* **Rows**
--- begin ---

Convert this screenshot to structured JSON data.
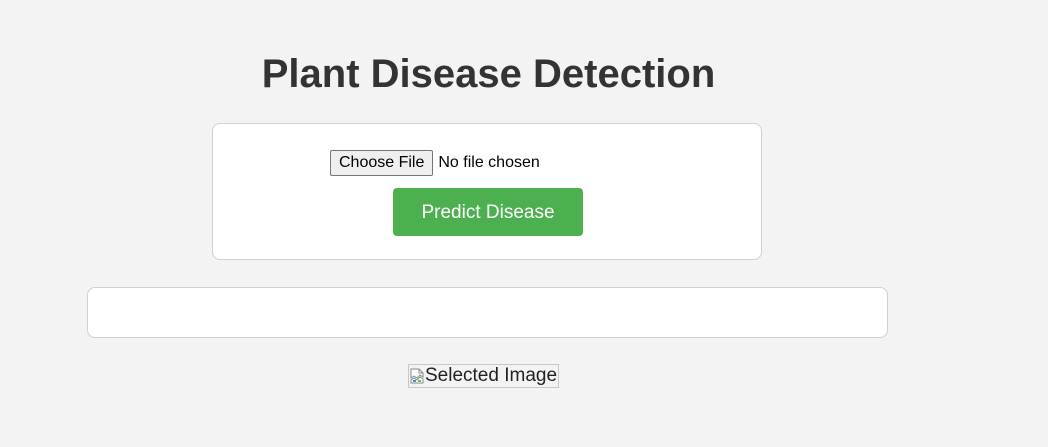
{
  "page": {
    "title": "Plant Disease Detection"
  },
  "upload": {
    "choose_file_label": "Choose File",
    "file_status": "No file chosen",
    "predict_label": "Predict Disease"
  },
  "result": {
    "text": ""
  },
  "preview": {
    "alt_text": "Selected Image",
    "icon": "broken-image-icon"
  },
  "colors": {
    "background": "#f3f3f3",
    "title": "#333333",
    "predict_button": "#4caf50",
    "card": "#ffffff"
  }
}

--- end ---
--- begin ---

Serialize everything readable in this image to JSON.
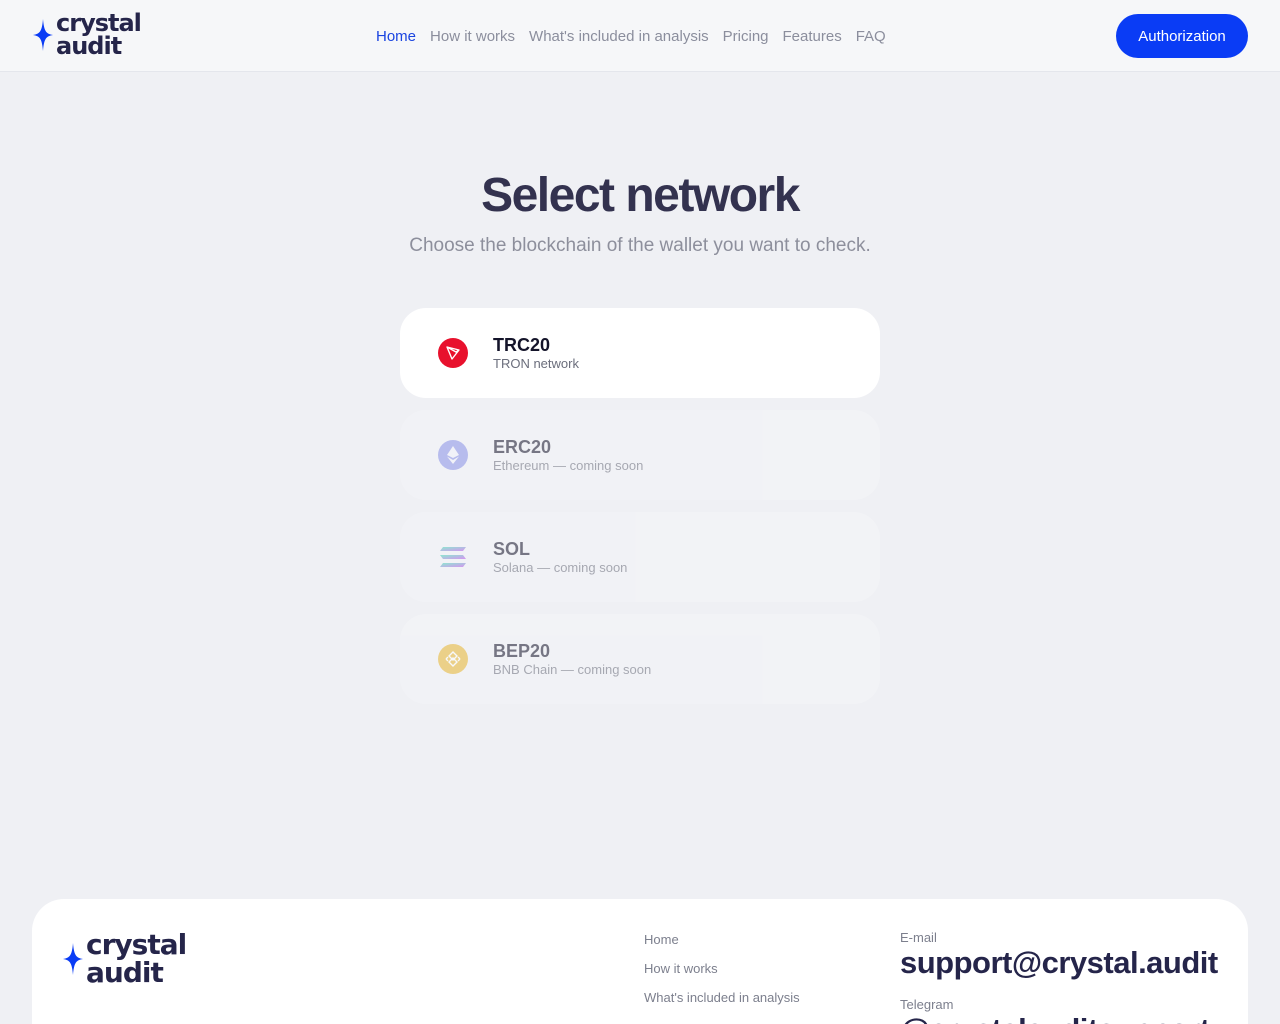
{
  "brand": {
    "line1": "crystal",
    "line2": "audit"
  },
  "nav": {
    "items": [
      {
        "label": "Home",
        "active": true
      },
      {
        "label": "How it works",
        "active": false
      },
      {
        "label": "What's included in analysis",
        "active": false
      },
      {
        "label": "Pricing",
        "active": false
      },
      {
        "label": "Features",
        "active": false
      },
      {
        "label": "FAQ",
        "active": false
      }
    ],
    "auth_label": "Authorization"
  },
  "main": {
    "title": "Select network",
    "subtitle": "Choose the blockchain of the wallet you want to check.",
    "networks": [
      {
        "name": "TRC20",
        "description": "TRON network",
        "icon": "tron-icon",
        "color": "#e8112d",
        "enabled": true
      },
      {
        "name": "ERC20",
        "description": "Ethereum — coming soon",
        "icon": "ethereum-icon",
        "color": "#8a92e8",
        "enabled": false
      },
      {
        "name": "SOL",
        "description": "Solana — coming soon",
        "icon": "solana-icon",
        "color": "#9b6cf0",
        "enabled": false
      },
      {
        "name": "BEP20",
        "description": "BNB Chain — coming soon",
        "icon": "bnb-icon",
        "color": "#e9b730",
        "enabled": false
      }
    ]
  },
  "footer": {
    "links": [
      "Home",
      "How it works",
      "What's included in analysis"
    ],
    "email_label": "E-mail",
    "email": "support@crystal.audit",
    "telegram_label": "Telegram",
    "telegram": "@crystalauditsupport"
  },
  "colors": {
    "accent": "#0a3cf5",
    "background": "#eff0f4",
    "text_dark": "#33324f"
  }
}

--- end ---

* **Prompt**
From the listing above, pick out every line containing "icon".

* **Right answer**
    "icon": "broken-image-icon"
        "icon": "tron-icon",
        "icon": "ethereum-icon",
        "icon": "solana-icon",
        "icon": "bnb-icon",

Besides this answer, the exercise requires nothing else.